■ PROBLEM STATEMENT
Going through the material below, please gather all lines with the word "Ésta" in them.
>>>>
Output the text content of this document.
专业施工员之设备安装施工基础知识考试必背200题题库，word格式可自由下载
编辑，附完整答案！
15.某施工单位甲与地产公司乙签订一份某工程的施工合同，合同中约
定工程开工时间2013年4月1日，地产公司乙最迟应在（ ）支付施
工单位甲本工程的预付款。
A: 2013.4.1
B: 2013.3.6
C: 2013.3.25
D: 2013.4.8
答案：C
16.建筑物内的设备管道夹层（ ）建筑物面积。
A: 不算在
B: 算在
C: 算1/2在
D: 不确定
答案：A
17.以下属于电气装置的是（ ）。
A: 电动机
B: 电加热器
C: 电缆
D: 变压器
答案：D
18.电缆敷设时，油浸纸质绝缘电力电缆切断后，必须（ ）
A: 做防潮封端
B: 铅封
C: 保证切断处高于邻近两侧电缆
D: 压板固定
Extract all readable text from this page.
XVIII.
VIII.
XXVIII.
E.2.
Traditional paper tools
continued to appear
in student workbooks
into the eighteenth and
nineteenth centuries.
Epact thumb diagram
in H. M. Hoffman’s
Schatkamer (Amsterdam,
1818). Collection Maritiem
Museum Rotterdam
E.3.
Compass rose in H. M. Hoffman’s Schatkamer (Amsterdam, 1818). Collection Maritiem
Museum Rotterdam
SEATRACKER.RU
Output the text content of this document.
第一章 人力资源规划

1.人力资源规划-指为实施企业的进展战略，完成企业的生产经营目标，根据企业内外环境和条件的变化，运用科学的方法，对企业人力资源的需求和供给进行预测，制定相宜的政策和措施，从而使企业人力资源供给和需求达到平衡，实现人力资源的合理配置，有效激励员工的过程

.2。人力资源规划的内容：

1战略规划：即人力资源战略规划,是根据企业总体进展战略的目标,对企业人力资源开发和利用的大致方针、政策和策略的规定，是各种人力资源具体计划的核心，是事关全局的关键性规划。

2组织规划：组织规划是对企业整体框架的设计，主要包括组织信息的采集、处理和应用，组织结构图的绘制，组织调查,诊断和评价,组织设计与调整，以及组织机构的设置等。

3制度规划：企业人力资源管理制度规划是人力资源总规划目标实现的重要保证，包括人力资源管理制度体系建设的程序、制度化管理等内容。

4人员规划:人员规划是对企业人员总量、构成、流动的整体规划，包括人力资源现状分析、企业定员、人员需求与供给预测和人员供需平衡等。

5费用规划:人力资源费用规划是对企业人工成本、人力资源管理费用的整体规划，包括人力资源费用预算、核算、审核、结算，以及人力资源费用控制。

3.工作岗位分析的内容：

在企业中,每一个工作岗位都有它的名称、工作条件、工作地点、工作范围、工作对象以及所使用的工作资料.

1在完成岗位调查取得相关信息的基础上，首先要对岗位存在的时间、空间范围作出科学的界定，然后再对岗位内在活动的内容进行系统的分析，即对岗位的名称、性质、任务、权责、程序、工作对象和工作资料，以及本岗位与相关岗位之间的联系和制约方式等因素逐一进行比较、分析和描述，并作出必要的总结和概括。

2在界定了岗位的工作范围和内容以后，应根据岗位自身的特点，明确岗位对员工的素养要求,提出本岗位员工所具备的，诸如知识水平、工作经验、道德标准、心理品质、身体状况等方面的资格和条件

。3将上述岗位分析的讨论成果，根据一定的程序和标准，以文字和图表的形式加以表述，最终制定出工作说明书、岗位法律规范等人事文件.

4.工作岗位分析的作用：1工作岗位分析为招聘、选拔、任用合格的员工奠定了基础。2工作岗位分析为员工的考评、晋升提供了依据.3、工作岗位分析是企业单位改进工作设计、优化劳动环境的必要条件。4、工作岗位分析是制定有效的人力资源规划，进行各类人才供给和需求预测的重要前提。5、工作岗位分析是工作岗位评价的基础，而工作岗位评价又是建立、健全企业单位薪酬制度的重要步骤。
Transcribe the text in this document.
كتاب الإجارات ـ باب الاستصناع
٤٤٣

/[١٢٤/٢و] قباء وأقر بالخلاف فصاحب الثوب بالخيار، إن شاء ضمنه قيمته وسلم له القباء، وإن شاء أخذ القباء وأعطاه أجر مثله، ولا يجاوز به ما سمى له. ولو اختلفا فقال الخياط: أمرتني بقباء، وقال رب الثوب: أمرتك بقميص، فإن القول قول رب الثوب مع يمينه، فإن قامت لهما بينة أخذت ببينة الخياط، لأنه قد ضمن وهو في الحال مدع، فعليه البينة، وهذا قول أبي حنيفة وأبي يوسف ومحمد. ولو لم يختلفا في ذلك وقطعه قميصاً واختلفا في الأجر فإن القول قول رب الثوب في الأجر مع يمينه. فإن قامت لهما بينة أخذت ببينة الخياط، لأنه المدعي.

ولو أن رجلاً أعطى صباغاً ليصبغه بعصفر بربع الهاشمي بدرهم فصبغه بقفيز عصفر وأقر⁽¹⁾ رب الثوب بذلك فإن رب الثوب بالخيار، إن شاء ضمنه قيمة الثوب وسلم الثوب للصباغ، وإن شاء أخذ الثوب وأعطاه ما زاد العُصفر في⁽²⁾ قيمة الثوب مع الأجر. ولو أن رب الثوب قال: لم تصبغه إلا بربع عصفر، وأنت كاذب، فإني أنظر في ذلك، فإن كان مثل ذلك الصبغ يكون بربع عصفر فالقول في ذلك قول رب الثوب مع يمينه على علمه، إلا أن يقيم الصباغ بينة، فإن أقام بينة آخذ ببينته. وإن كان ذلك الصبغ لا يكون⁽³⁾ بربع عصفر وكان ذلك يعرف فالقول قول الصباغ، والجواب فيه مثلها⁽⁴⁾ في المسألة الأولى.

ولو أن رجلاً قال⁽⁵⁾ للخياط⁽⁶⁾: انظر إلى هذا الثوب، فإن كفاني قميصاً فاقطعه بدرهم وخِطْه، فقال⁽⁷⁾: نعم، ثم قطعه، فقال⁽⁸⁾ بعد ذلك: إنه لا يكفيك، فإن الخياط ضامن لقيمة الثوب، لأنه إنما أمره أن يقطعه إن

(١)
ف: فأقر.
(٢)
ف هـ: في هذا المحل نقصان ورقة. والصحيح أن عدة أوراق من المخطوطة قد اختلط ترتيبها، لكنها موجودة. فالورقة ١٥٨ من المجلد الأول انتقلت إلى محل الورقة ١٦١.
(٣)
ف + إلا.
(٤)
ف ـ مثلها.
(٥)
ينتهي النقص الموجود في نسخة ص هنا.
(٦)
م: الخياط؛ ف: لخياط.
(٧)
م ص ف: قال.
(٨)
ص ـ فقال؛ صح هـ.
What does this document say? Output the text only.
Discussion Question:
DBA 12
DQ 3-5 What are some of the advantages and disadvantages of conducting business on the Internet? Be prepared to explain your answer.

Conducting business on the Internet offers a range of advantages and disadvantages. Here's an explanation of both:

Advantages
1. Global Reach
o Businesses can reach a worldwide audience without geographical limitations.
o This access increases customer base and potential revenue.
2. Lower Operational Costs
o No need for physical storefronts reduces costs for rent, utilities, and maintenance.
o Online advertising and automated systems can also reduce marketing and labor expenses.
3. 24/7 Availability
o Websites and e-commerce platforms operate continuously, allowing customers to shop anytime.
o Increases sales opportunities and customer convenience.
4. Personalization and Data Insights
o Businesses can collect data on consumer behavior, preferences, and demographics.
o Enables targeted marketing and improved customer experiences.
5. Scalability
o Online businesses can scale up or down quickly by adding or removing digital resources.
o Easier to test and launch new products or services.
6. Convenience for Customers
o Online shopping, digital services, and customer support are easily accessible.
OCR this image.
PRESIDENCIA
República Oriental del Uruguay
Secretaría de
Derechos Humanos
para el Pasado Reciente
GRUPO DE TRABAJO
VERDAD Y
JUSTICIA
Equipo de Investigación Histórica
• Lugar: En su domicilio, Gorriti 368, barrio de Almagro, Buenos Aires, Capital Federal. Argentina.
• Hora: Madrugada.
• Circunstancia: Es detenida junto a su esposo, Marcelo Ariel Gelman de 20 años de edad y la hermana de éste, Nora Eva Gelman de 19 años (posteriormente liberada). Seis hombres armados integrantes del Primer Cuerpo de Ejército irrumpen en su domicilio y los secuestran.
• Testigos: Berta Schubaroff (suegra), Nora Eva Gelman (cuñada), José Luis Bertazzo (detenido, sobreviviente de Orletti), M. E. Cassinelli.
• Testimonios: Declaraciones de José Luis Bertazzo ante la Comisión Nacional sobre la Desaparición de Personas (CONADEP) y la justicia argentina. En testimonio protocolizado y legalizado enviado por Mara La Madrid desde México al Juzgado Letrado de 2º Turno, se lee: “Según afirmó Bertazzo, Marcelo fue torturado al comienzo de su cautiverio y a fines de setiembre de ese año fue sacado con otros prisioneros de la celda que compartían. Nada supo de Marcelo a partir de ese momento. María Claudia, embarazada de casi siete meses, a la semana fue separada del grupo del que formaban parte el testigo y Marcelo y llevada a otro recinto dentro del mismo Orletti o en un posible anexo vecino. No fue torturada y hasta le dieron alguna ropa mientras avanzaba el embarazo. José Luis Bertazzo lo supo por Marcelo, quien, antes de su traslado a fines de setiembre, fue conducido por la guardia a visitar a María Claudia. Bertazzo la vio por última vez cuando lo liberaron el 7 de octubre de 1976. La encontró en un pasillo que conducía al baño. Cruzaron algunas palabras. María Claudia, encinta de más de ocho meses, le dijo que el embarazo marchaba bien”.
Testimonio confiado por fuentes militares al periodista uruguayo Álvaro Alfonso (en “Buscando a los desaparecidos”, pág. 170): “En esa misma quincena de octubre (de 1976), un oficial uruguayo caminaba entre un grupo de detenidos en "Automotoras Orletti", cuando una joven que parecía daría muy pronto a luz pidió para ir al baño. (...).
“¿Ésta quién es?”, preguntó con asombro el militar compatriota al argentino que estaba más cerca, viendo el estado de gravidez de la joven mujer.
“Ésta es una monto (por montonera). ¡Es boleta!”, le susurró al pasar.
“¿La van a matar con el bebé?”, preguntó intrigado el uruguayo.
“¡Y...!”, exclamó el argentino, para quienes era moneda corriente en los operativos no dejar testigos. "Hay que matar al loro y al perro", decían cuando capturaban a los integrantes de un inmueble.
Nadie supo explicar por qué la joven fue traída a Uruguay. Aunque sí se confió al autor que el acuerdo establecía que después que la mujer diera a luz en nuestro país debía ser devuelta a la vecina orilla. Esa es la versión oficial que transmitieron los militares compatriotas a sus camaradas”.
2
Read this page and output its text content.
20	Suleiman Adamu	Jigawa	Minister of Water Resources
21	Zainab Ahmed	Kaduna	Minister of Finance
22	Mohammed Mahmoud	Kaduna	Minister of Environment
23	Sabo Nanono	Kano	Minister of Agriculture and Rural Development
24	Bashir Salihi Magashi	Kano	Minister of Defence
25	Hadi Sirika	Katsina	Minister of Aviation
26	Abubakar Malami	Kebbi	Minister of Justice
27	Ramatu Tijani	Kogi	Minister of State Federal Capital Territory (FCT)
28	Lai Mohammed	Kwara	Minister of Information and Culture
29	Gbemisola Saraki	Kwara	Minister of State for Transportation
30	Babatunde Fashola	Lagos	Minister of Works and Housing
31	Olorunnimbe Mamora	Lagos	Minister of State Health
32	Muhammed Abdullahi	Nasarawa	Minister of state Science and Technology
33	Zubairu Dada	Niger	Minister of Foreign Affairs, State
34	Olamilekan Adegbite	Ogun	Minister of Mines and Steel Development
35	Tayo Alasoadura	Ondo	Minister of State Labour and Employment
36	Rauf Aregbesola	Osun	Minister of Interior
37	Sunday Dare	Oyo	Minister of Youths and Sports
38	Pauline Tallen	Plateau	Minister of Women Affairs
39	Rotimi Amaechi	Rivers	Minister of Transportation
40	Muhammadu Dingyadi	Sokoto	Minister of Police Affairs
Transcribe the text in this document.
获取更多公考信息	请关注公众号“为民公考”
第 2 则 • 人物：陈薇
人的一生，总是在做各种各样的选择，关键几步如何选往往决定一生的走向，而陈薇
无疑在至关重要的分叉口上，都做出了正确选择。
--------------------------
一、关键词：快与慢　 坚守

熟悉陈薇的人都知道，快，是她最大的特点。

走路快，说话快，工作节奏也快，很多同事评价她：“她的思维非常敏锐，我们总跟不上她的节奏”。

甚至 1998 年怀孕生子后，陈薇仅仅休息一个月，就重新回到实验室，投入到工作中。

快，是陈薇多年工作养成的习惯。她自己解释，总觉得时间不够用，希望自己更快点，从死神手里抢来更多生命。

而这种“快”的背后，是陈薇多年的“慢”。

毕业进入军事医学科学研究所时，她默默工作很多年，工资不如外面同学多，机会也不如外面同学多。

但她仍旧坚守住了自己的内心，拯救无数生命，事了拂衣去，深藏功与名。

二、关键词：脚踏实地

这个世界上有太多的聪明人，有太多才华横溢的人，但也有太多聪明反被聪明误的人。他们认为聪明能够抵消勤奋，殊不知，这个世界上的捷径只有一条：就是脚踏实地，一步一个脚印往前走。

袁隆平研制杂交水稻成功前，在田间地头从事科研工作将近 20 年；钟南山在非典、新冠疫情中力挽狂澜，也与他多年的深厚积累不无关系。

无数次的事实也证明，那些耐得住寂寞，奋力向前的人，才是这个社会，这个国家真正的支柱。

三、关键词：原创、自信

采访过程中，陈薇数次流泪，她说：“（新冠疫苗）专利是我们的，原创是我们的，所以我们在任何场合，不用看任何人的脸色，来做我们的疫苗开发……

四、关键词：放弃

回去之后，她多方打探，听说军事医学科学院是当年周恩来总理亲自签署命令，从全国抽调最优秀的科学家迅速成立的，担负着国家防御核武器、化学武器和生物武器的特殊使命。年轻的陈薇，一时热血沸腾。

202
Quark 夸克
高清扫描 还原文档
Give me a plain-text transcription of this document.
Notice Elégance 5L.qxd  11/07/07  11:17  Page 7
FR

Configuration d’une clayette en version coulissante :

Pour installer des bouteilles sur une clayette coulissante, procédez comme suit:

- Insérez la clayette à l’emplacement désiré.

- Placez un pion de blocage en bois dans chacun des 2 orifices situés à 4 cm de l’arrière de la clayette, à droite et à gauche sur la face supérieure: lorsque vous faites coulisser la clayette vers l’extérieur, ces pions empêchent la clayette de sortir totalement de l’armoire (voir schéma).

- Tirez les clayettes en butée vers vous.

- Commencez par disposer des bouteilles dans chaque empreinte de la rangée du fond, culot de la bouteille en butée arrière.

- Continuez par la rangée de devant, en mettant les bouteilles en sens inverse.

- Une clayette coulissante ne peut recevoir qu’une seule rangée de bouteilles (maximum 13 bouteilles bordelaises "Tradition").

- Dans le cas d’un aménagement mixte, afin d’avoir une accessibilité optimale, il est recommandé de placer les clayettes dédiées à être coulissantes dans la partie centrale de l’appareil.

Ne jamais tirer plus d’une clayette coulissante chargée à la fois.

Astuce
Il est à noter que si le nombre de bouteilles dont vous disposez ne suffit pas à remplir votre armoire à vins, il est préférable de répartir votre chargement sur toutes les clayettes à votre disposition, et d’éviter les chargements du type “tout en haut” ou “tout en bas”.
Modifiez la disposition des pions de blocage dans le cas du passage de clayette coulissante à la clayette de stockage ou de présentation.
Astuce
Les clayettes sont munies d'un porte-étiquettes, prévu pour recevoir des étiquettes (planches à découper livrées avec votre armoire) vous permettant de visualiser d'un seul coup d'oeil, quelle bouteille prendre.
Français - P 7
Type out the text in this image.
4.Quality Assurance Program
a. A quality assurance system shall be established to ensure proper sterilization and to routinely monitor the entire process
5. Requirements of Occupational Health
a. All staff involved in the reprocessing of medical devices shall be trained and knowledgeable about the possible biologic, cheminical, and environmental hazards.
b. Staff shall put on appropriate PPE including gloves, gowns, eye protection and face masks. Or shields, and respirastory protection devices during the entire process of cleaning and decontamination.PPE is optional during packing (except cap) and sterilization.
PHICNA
<<<<
■ RESPONSE TO THE TASK
“¿Ésta quién es?”, preguntó con asombro el militar compatriota al argentino que estaba más cerca, viendo el estado de gravidez de la joven mujer.
“Ésta es una monto (por montonera). ¡Es boleta!”, le susurró al pasar.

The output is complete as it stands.